[What to do] Pull every line holding the string "easiest" from the records below.

--- --- ---

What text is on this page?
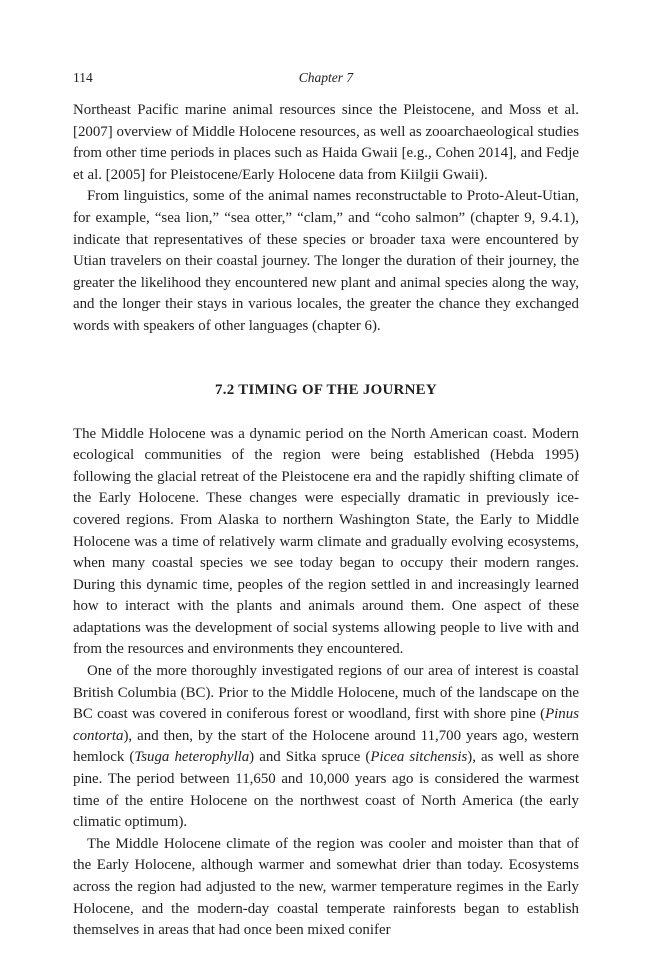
114	Chapter 7

Northeast Pacific marine animal resources since the Pleistocene, and Moss et al. [2007] overview of Middle Holocene resources, as well as zooarchaeological studies from other time periods in places such as Haida Gwaii [e.g., Cohen 2014], and Fedje et al. [2005] for Pleistocene/Early Holocene data from Kiilgii Gwaii).

From linguistics, some of the animal names reconstructable to Proto-Aleut-Utian, for example, “sea lion,” “sea otter,” “clam,” and “coho salmon” (chapter 9, 9.4.1), indicate that representatives of these species or broader taxa were encountered by Utian travelers on their coastal journey. The longer the duration of their journey, the greater the likelihood they encountered new plant and animal species along the way, and the longer their stays in various locales, the greater the chance they exchanged words with speakers of other languages (chapter 6).

7.2 TIMING OF THE JOURNEY

The Middle Holocene was a dynamic period on the North American coast. Modern ecological communities of the region were being established (Hebda 1995) following the glacial retreat of the Pleistocene era and the rapidly shifting climate of the Early Holocene. These changes were especially dramatic in previously ice-covered regions. From Alaska to northern Washington State, the Early to Middle Holocene was a time of relatively warm climate and gradually evolving ecosystems, when many coastal species we see today began to occupy their modern ranges. During this dynamic time, peoples of the region settled in and increasingly learned how to interact with the plants and animals around them. One aspect of these adaptations was the development of social systems allowing people to live with and from the resources and environments they encountered.

One of the more thoroughly investigated regions of our area of interest is coastal British Columbia (BC). Prior to the Middle Holocene, much of the landscape on the BC coast was covered in coniferous forest or woodland, first with shore pine (Pinus contorta), and then, by the start of the Holocene around 11,700 years ago, western hemlock (Tsuga heterophylla) and Sitka spruce (Picea sitchensis), as well as shore pine. The period between 11,650 and 10,000 years ago is considered the warmest time of the entire Holocene on the northwest coast of North America (the early climatic optimum).

The Middle Holocene climate of the region was cooler and moister than that of the Early Holocene, although warmer and somewhat drier than today. Ecosystems across the region had adjusted to the new, warmer temperature regimes in the Early Holocene, and the modern-day coastal temperate rainforests began to establish themselves in areas that had once been mixed conifer
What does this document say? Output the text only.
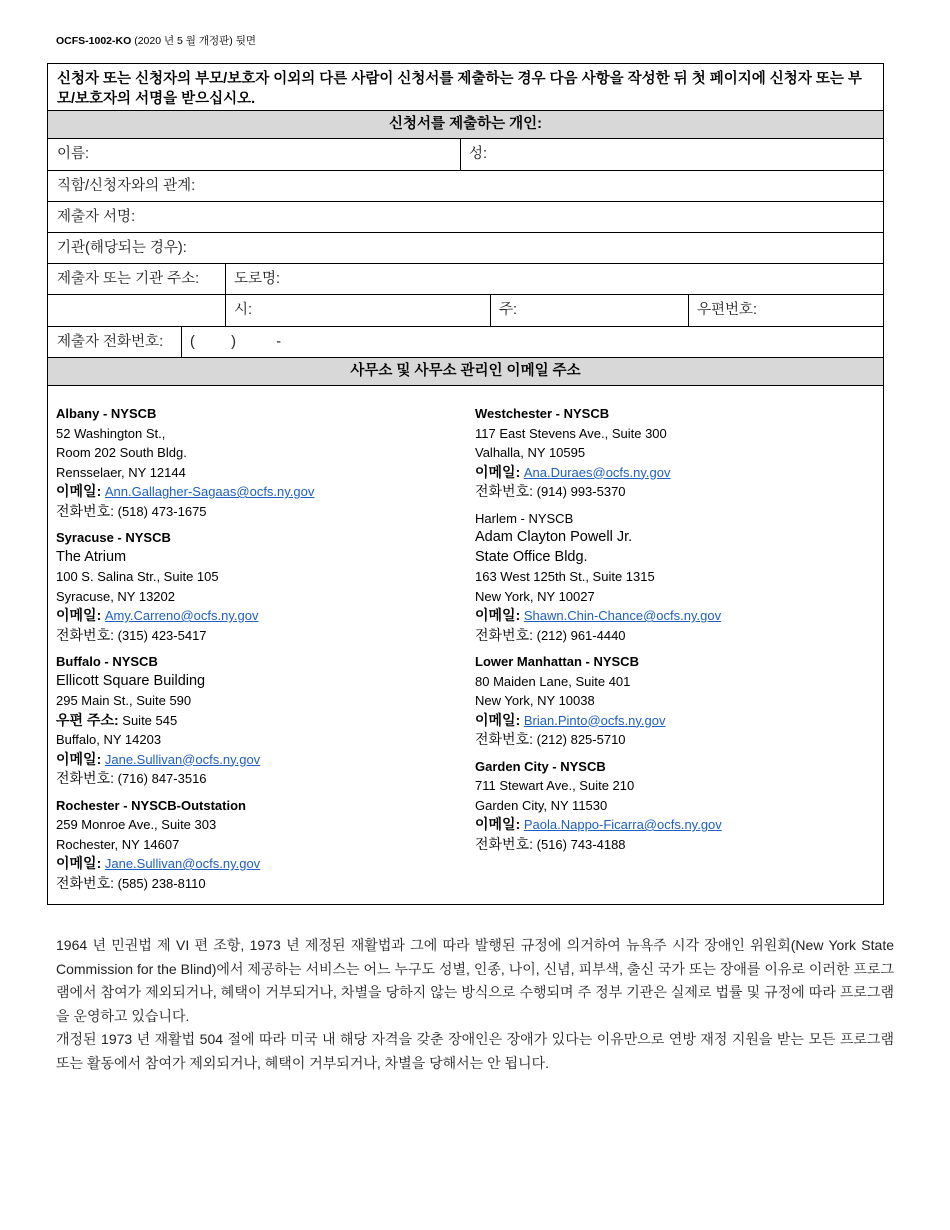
OCFS-1002-KO (2020 년 5 월 개정판) 뒷면
신청자 또는 신청자의 부모/보호자 이외의 다른 사람이 신청서를 제출하는 경우 다음 사항을 작성한 뒤 첫 페이지에 신청자 또는 부모/보호자의 서명을 받으십시오.
신청서를 제출하는 개인:
이름:	성:
직함/신청자와의 관계:
제출자 서명:
기관(해당되는 경우):
제출자 또는 기관 주소:	도로명:
시:	주:	우편번호:
제출자 전화번호:	(         )          -
사무소 및 사무소 관리인 이메일 주소
Albany - NYSCB
52 Washington St.,
Room 202 South Bldg.
Rensselaer, NY 12144
이메일: Ann.Gallagher-Sagaas@ocfs.ny.gov
전화번호: (518) 473-1675
Syracuse - NYSCB
The Atrium
100 S. Salina Str., Suite 105
Syracuse, NY 13202
이메일: Amy.Carreno@ocfs.ny.gov
전화번호: (315) 423-5417
Buffalo - NYSCB
Ellicott Square Building
295 Main St., Suite 590
우편 주소: Suite 545
Buffalo, NY 14203
이메일: Jane.Sullivan@ocfs.ny.gov
전화번호: (716) 847-3516
Rochester - NYSCB-Outstation
259 Monroe Ave., Suite 303
Rochester, NY 14607
이메일: Jane.Sullivan@ocfs.ny.gov
전화번호: (585) 238-8110
Westchester - NYSCB
117 East Stevens Ave., Suite 300
Valhalla, NY 10595
이메일: Ana.Duraes@ocfs.ny.gov
전화번호: (914) 993-5370
Harlem - NYSCB
Adam Clayton Powell Jr.
State Office Bldg.
163 West 125th St., Suite 1315
New York, NY 10027
이메일: Shawn.Chin-Chance@ocfs.ny.gov
전화번호: (212) 961-4440
Lower Manhattan - NYSCB
80 Maiden Lane, Suite 401
New York, NY 10038
이메일: Brian.Pinto@ocfs.ny.gov
전화번호: (212) 825-5710
Garden City - NYSCB
711 Stewart Ave., Suite 210
Garden City, NY 11530
이메일: Paola.Nappo-Ficarra@ocfs.ny.gov
전화번호: (516) 743-4188

1964 년 민권법 제 VI 편 조항, 1973 년 제정된 재활법과 그에 따라 발행된 규정에 의거하여 뉴욕주 시각 장애인 위원회(New York State Commission for the Blind)에서 제공하는 서비스는 어느 누구도 성별, 인종, 나이, 신념, 피부색, 출신 국가 또는 장애를 이유로 이러한 프로그램에서 참여가 제외되거나, 혜택이 거부되거나, 차별을 당하지 않는 방식으로 수행되며 주 정부 기관은 실제로 법률 및 규정에 따라 프로그램을 운영하고 있습니다.

개정된 1973 년 재활법 504 절에 따라 미국 내 해당 자격을 갖춘 장애인은 장애가 있다는 이유만으로 연방 재정 지원을 받는 모든 프로그램 또는 활동에서 참여가 제외되거나, 혜택이 거부되거나, 차별을 당해서는 안 됩니다.
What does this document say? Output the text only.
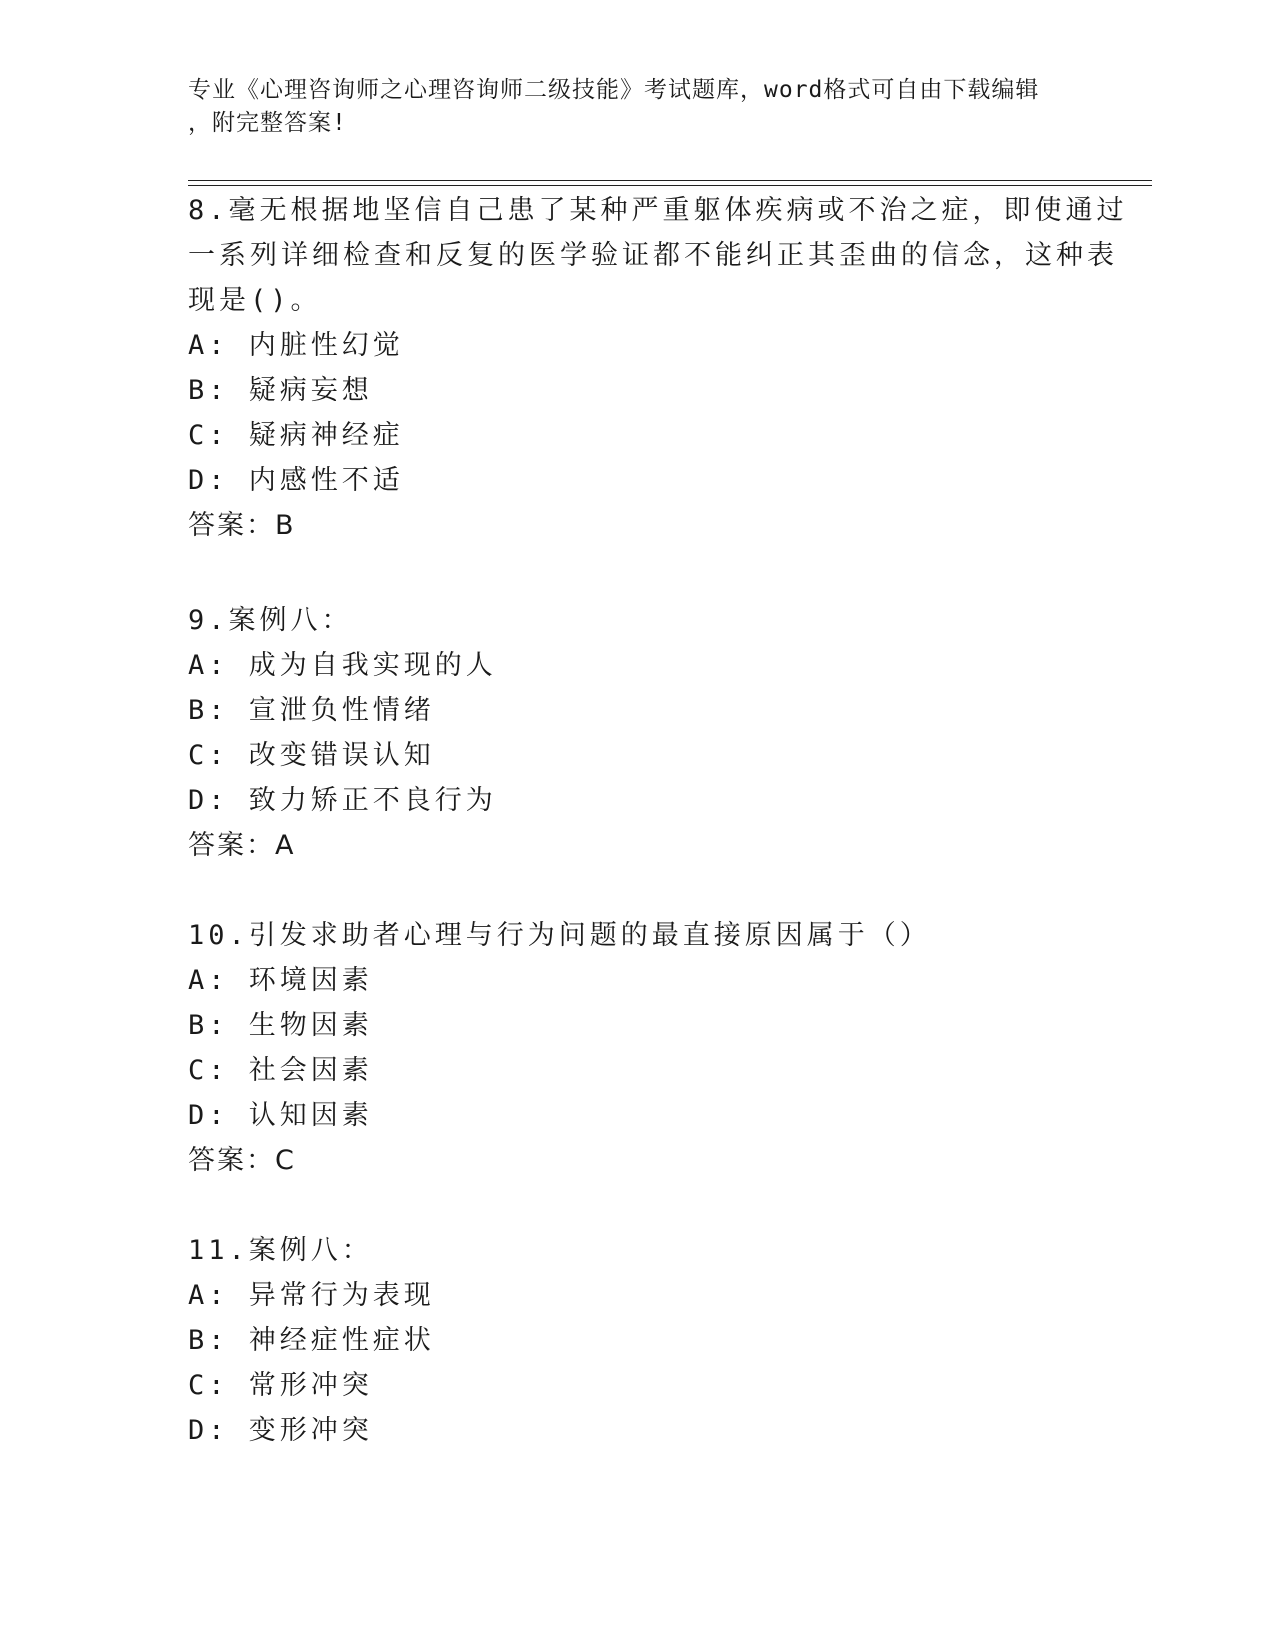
专业《心理咨询师之心理咨询师二级技能》考试题库，word格式可自由下载编辑
，附完整答案!
8.毫无根据地坚信自己患了某种严重躯体疾病或不治之症，即使通过
一系列详细检查和反复的医学验证都不能纠正其歪曲的信念，这种表
现是()。
A: 内脏性幻觉
B: 疑病妄想
C: 疑病神经症
D: 内感性不适
答案：B
9.案例八：
A: 成为自我实现的人
B: 宣泄负性情绪
C: 改变错误认知
D: 致力矫正不良行为
答案：A
10.引发求助者心理与行为问题的最直接原因属于（）
A: 环境因素
B: 生物因素
C: 社会因素
D: 认知因素
答案：C
11.案例八：
A: 异常行为表现
B: 神经症性症状
C: 常形冲突
D: 变形冲突
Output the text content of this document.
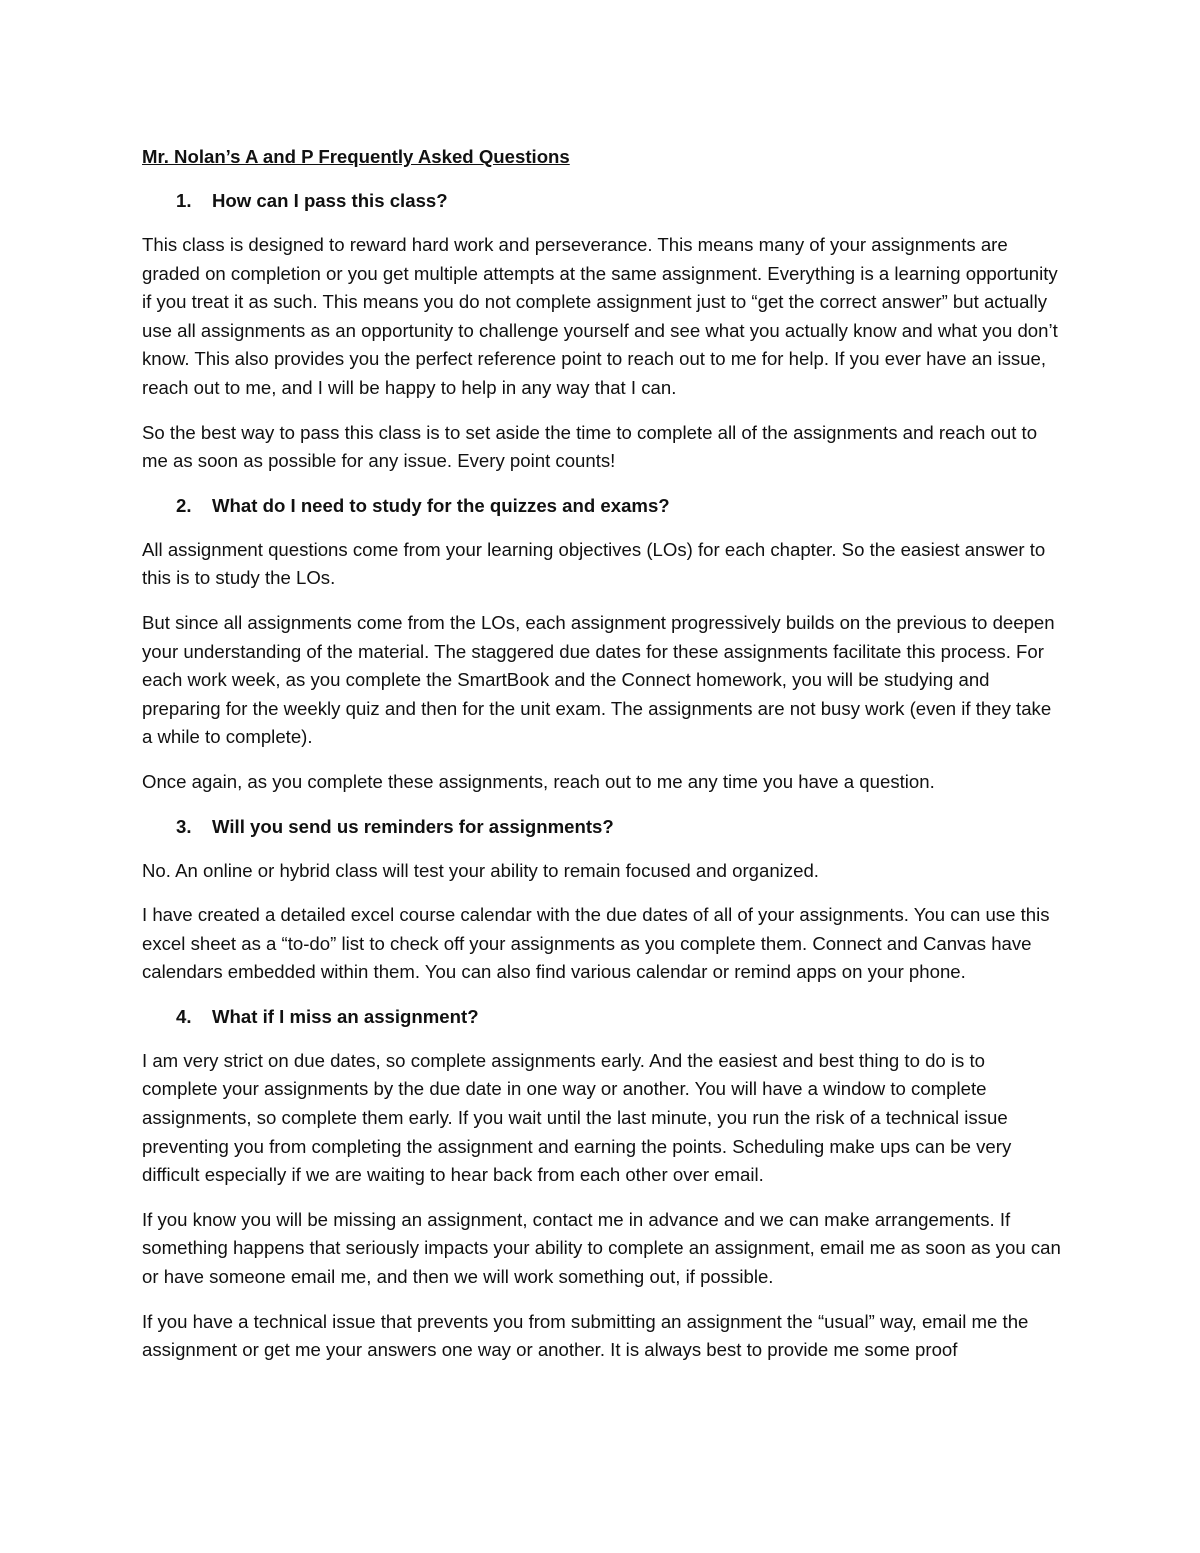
Mr. Nolan’s A and P Frequently Asked Questions
1.	How can I pass this class?

This class is designed to reward hard work and perseverance. This means many of your assignments are graded on completion or you get multiple attempts at the same assignment. Everything is a learning opportunity if you treat it as such. This means you do not complete assignment just to “get the correct answer” but actually use all assignments as an opportunity to challenge yourself and see what you actually know and what you don’t know. This also provides you the perfect reference point to reach out to me for help. If you ever have an issue, reach out to me, and I will be happy to help in any way that I can.

So the best way to pass this class is to set aside the time to complete all of the assignments and reach out to me as soon as possible for any issue. Every point counts!

2.	What do I need to study for the quizzes and exams?

All assignment questions come from your learning objectives (LOs) for each chapter. So the easiest answer to this is to study the LOs.

But since all assignments come from the LOs, each assignment progressively builds on the previous to deepen your understanding of the material. The staggered due dates for these assignments facilitate this process. For each work week, as you complete the SmartBook and the Connect homework, you will be studying and preparing for the weekly quiz and then for the unit exam. The assignments are not busy work (even if they take a while to complete).

Once again, as you complete these assignments, reach out to me any time you have a question.

3.	Will you send us reminders for assignments?

No. An online or hybrid class will test your ability to remain focused and organized.

I have created a detailed excel course calendar with the due dates of all of your assignments. You can use this excel sheet as a “to-do” list to check off your assignments as you complete them. Connect and Canvas have calendars embedded within them. You can also find various calendar or remind apps on your phone.

4.	What if I miss an assignment?

I am very strict on due dates, so complete assignments early. And the easiest and best thing to do is to complete your assignments by the due date in one way or another. You will have a window to complete assignments, so complete them early. If you wait until the last minute, you run the risk of a technical issue preventing you from completing the assignment and earning the points. Scheduling make ups can be very difficult especially if we are waiting to hear back from each other over email.

If you know you will be missing an assignment, contact me in advance and we can make arrangements. If something happens that seriously impacts your ability to complete an assignment, email me as soon as you can or have someone email me, and then we will work something out, if possible.

If you have a technical issue that prevents you from submitting an assignment the “usual” way, email me the assignment or get me your answers one way or another. It is always best to provide me some proof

--- --- ---

[Right answer]
All assignment questions come from your learning objectives (LOs) for each chapter. So the easiest answer to this is to study the LOs.
I am very strict on due dates, so complete assignments early. And the easiest and best thing to do is to complete your assignments by the due date in one way or another. You will have a window to complete assignments, so complete them early. If you wait until the last minute, you run the risk of a technical issue preventing you from completing the assignment and earning the points. Scheduling make ups can be very difficult especially if we are waiting to hear back from each other over email.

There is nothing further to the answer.